**Given passage**
-*-*-

I would use a thinner ply, no more than half inch on the walls. I have one 24 foot wall that is covered with quarter inch pegboard. This is very handy and visible so I know what little items I have on hand, so I don't keep buying goodies I already have. 

No open cabinets if you can help it. Doors keep the sawdust out, and you can make ultra simple enclosures for your wire racks too.

If you're using R13 or blow in a 2x4 wall, put radiant barrier in behind the insulation. If your garage has a peaked roof, you should probably put an exhaust fan in, with an access hatch near it, and that means having vents that feed fresh air into the attic.

Paint the floor with some tough stuff. Makes cleanup a little easier. Put good seals on all the openings, doors, windows. I have cheapo windows on my shop shed, so I covered them with 2 inch insulating foam. Don't get the sunlight, but don't get the heat and cold either.


----------



## tomp913 (Mar 7, 2014)

-*-*-

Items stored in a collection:
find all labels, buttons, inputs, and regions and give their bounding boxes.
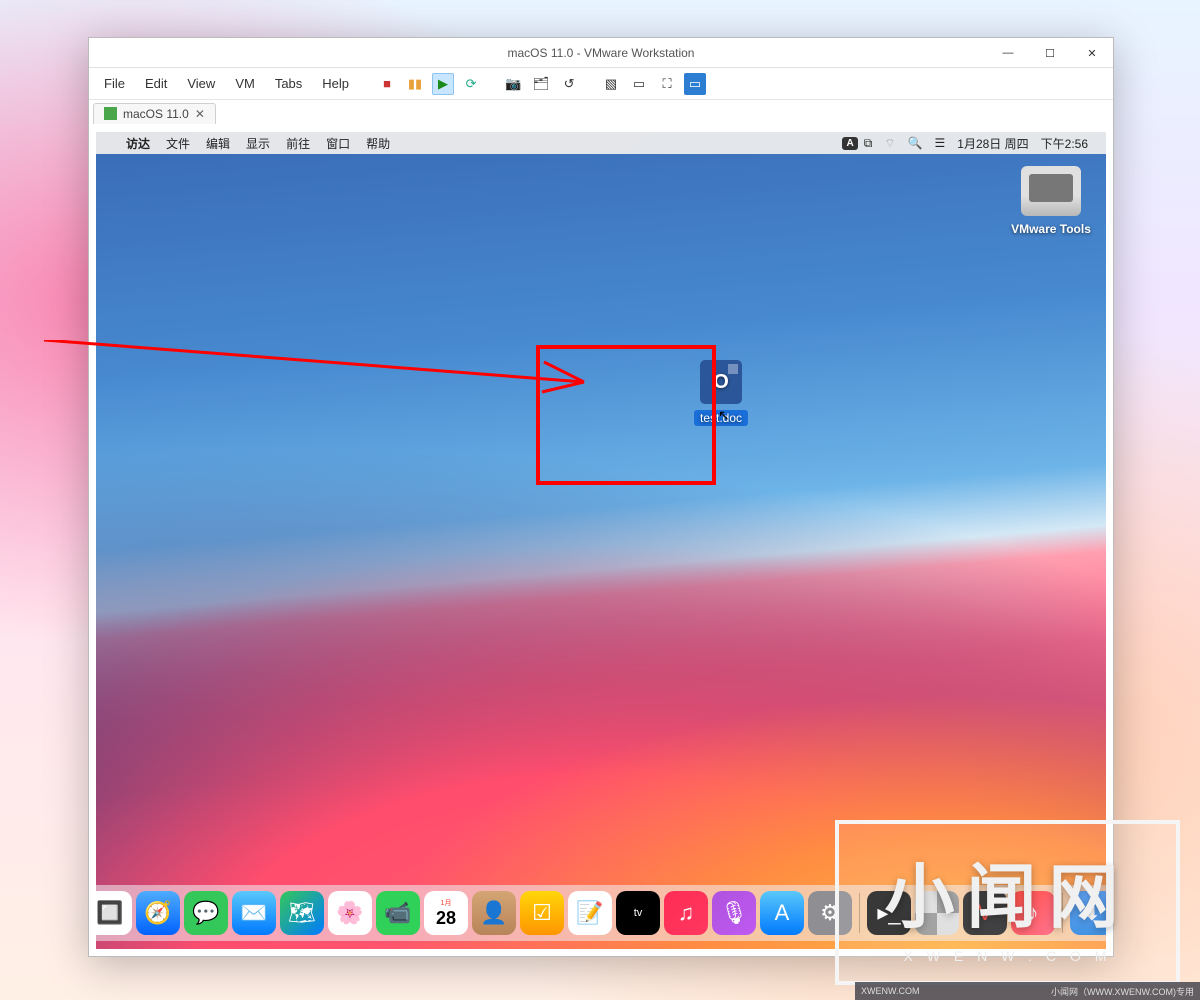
dock-messages[interactable]: 💬 xyxy=(184,891,228,935)
dock-safari[interactable]: 🧭 xyxy=(136,891,180,935)
dock-mail[interactable]: ✉️ xyxy=(232,891,276,935)
vmware-window: macOS 11.0 - VMware Workstation — ☐ ✕ Fi… xyxy=(88,37,1114,957)
pause-icon[interactable]: ▮▮ xyxy=(404,73,426,95)
close-button[interactable]: ✕ xyxy=(1071,38,1113,68)
snapshot-icon[interactable]: 📷 xyxy=(502,73,524,95)
input-method-badge[interactable]: A xyxy=(842,137,857,150)
dock-notes[interactable]: 📝 xyxy=(568,891,612,935)
vm-tab-icon xyxy=(104,107,117,120)
mac-menu-help[interactable]: 帮助 xyxy=(358,135,398,152)
unity-icon[interactable]: ▭ xyxy=(684,73,706,95)
menu-help[interactable]: Help xyxy=(315,72,356,95)
vm-tab-close-icon[interactable]: ✕ xyxy=(195,107,205,121)
window-title: macOS 11.0 - VMware Workstation xyxy=(508,46,695,60)
power-off-icon[interactable]: ■ xyxy=(376,73,398,95)
menu-tabs[interactable]: Tabs xyxy=(268,72,309,95)
window-titlebar[interactable]: macOS 11.0 - VMware Workstation — ☐ ✕ xyxy=(89,38,1113,68)
fullscreen-icon[interactable]: ⛶ xyxy=(656,73,678,95)
dock-tv[interactable]: tv xyxy=(616,891,660,935)
revert-icon[interactable]: ↺ xyxy=(558,73,580,95)
vm-tab-bar: macOS 11.0 ✕ xyxy=(89,100,1113,126)
console-icon[interactable]: ▭ xyxy=(628,73,650,95)
menu-file[interactable]: File xyxy=(97,72,132,95)
menu-vm[interactable]: VM xyxy=(228,72,262,95)
menu-edit[interactable]: Edit xyxy=(138,72,174,95)
restart-icon[interactable]: ⟳ xyxy=(460,73,482,95)
word-doc-icon: O xyxy=(700,360,742,404)
vm-tab-label: macOS 11.0 xyxy=(123,107,189,121)
desktop-icon-vmware-tools[interactable]: VMware Tools xyxy=(1006,166,1096,236)
display-mirror-icon[interactable]: ⧉ xyxy=(864,136,873,151)
maximize-button[interactable]: ☐ xyxy=(1029,38,1071,68)
dock-facetime[interactable]: 📹 xyxy=(376,891,420,935)
mac-menu-go[interactable]: 前往 xyxy=(278,135,318,152)
mac-menu-file[interactable]: 文件 xyxy=(158,135,198,152)
dock-photos[interactable]: 🌸 xyxy=(328,891,372,935)
menubar-date[interactable]: 1月28日 周四 xyxy=(957,135,1028,152)
mac-menu-app[interactable]: 访达 xyxy=(118,135,158,152)
macos-menubar: 访达 文件 编辑 显示 前往 窗口 帮助 A ⧉ ⌔ 🔍 ☰ 1月28日 周四 … xyxy=(96,132,1106,154)
mac-menu-edit[interactable]: 编辑 xyxy=(198,135,238,152)
mac-menu-view[interactable]: 显示 xyxy=(238,135,278,152)
vmware-menubar: File Edit View VM Tabs Help ■ ▮▮ ▶ ⟳ 📷 🗂… xyxy=(89,68,1113,100)
dock-reminders[interactable]: ☑ xyxy=(520,891,564,935)
menu-view[interactable]: View xyxy=(180,72,222,95)
dock-maps[interactable]: 🗺 xyxy=(280,891,324,935)
dock-music[interactable]: ♫ xyxy=(664,891,708,935)
watermark-cn: 小闻网 xyxy=(885,841,1131,942)
cursor-icon: ↖ xyxy=(718,407,730,424)
play-icon[interactable]: ▶ xyxy=(432,73,454,95)
menubar-time[interactable]: 下午2:56 xyxy=(1041,135,1088,152)
dock-contacts[interactable]: 👤 xyxy=(472,891,516,935)
snapshot-manager-icon[interactable]: 🗂 xyxy=(530,73,552,95)
spotlight-icon[interactable]: 🔍 xyxy=(908,136,923,150)
wifi-icon[interactable]: ⌔ xyxy=(884,136,895,151)
mac-menu-window[interactable]: 窗口 xyxy=(318,135,358,152)
watermark: 小闻网 X W E N W . C O M xyxy=(835,820,1180,985)
minimize-button[interactable]: — xyxy=(987,38,1029,68)
vmware-tools-label: VMware Tools xyxy=(1006,222,1096,236)
dock-launchpad[interactable]: 🔲 xyxy=(96,891,132,935)
vm-tab[interactable]: macOS 11.0 ✕ xyxy=(93,103,216,124)
disk-icon xyxy=(1021,166,1081,216)
watermark-footer: XWENW.COM 小闻网（WWW.XWENW.COM)专用 xyxy=(855,982,1200,1000)
watermark-en: X W E N W . C O M xyxy=(904,948,1112,964)
dock-podcasts[interactable]: 🎙 xyxy=(712,891,756,935)
control-center-icon[interactable]: ☰ xyxy=(935,136,946,150)
dock-appstore[interactable]: A xyxy=(760,891,804,935)
dock-calendar[interactable]: 1月 28 xyxy=(424,891,468,935)
thumbnail-icon[interactable]: ▧ xyxy=(600,73,622,95)
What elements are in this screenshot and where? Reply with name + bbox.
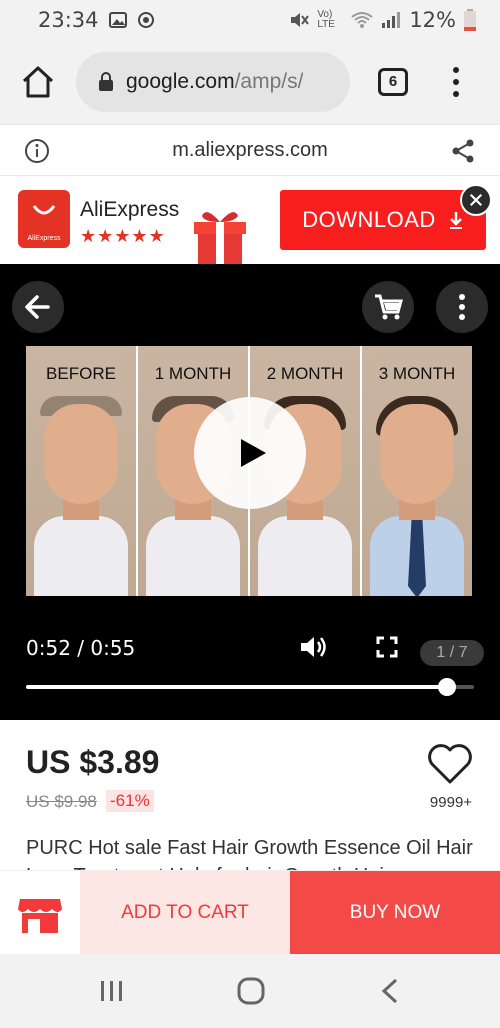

-*-*-

Pick up the forum thread on outfitting a garage workshop and continue it from its last line. The records come from a different source than the text.

**Final result**
I have 1/2" drywall on the ceiling, probably should have been 5/8" fire-rated, but it's been almost 30 years now and no problems - and 14" of blown-in insulation hasn't caused any problem either. Walls are 7/16" OSB, other than iffy re fire code, depending on your location, it's IMO one of the better ways to go for the reasons that others have stated. One thing I wish I'd done differently would have been to surface mount my receptacles - conduit is CHEAP, and easy to work with, and the added benefit of being able to easily move/add outlets is priceless as your shop layout WILL change over the years. 4x10 OSB sheets seem to be readily available here at Lowes - not sure about God's country up there, but I would think it would be too - about $8 for an 8', $10 for a 10" sheet - so no need to fool with patching in drywall. A note - OSB seems to have a glossy side, and a "porous" side - and the sheets are marked "This Side Out" - make sure that you put the glossy side out where you're going to paint. You're talking 24 sheets, if I did the math correctly, so rent an airless sprayer - the kind you stick in a 5 gal bucket and paint houses with - and cut out all the hard work - some cheap plastic taped around the floor and you can probably paint the whole place in 4 hours. The paint is definitely worth the effort as it brightens the place up, a big plus, but don't go glossy, I like semi-gloss, YMMV.

As an aside, I started attaching the OSB to the studs with a hammer and ring-shank nails which seemed to be taking forever, about halfway over I switched to 1-1/2" narrow-crown staples - the way to go, and the brand I use has some kind of heat-activated adhesive on the legs which is supposed to melt from the friction and then "glue" the legs of the staples into the wood to make them harder to pull out - seems to work as it's a bear when I've tried to take anything apart.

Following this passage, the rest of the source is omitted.